# Set problem
Copy each line holding the string "odstavci".

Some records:
>> start

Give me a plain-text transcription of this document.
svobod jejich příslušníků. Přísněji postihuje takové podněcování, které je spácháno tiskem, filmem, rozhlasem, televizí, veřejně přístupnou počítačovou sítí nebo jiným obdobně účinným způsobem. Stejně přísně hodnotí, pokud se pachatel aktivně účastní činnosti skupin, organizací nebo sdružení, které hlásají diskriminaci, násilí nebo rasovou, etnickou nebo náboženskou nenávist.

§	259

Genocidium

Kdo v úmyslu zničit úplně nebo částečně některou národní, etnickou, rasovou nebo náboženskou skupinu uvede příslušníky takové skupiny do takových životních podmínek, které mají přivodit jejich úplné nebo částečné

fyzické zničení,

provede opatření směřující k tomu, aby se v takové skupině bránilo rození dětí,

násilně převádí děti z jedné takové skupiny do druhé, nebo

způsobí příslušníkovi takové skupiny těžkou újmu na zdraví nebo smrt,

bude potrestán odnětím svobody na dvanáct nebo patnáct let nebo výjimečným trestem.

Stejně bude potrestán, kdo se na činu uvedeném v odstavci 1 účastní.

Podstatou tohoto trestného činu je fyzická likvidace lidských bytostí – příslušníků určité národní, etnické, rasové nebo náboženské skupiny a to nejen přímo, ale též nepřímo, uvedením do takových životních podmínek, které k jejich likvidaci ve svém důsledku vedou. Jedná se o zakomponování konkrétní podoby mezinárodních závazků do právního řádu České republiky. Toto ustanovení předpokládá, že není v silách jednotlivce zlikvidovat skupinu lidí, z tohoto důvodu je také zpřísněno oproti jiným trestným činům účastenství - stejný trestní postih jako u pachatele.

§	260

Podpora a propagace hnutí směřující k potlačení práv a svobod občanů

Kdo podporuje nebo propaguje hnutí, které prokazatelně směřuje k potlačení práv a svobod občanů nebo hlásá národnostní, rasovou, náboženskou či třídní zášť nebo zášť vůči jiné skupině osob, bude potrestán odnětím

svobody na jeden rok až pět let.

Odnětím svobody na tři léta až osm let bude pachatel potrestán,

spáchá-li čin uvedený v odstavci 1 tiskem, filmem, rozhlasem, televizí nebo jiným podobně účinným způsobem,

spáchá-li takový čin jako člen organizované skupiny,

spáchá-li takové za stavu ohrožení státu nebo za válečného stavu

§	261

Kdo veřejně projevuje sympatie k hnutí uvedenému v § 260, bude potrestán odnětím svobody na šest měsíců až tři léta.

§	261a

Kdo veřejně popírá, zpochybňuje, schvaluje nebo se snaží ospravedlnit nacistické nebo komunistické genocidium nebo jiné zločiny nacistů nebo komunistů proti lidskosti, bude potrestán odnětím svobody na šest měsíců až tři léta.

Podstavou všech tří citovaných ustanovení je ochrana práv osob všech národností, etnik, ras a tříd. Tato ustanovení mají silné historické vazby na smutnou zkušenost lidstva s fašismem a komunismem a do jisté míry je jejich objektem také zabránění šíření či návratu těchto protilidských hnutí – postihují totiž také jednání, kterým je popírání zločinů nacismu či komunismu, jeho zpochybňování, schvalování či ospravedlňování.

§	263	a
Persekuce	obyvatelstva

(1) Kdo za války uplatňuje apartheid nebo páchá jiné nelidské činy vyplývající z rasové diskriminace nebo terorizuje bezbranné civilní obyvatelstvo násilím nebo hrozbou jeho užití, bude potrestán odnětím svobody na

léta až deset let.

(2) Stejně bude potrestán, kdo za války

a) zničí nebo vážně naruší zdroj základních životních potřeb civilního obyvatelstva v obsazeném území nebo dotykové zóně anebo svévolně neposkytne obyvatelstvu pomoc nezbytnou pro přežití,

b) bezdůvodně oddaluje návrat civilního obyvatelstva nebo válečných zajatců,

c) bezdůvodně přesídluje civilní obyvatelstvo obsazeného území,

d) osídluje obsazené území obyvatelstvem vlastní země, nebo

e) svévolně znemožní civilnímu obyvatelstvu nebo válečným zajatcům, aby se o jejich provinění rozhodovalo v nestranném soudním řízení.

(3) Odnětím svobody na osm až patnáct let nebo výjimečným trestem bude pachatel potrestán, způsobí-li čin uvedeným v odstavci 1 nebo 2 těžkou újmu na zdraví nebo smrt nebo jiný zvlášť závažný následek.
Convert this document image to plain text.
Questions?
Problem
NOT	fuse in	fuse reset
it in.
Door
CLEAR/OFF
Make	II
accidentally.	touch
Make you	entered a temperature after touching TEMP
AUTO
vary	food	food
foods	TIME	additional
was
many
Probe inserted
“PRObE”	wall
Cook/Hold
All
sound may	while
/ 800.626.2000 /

>> end
>> start

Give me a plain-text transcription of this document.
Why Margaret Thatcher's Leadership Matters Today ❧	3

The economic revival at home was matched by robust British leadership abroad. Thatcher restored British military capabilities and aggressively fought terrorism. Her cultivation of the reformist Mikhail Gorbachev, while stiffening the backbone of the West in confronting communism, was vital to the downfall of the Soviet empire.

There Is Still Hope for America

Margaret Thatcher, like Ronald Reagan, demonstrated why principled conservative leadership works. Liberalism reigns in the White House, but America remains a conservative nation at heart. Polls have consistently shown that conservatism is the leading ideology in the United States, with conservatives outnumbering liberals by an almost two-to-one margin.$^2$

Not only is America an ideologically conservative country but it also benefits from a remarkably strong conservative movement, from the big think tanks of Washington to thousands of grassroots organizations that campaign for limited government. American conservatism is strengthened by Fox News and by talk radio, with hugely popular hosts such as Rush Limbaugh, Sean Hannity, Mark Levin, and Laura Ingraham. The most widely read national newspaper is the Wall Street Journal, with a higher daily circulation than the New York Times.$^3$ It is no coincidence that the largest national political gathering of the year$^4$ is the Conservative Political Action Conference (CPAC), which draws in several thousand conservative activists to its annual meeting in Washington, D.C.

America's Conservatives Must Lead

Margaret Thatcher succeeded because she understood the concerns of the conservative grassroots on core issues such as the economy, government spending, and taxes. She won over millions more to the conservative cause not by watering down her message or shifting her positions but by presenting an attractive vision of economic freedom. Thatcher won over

>> end

# The response
Stejně bude potrestán, kdo se na činu uvedeném v odstavci 1 účastní.
spáchá-li čin uvedený v odstavci 1 tiskem, filmem, rozhlasem, televizí nebo jiným podobně účinným způsobem,
(3) Odnětím svobody na osm až patnáct let nebo výjimečným trestem bude pachatel potrestán, způsobí-li čin uvedeným v odstavci 1 nebo 2 těžkou újmu na zdraví nebo smrt nebo jiný zvlášť závažný následek.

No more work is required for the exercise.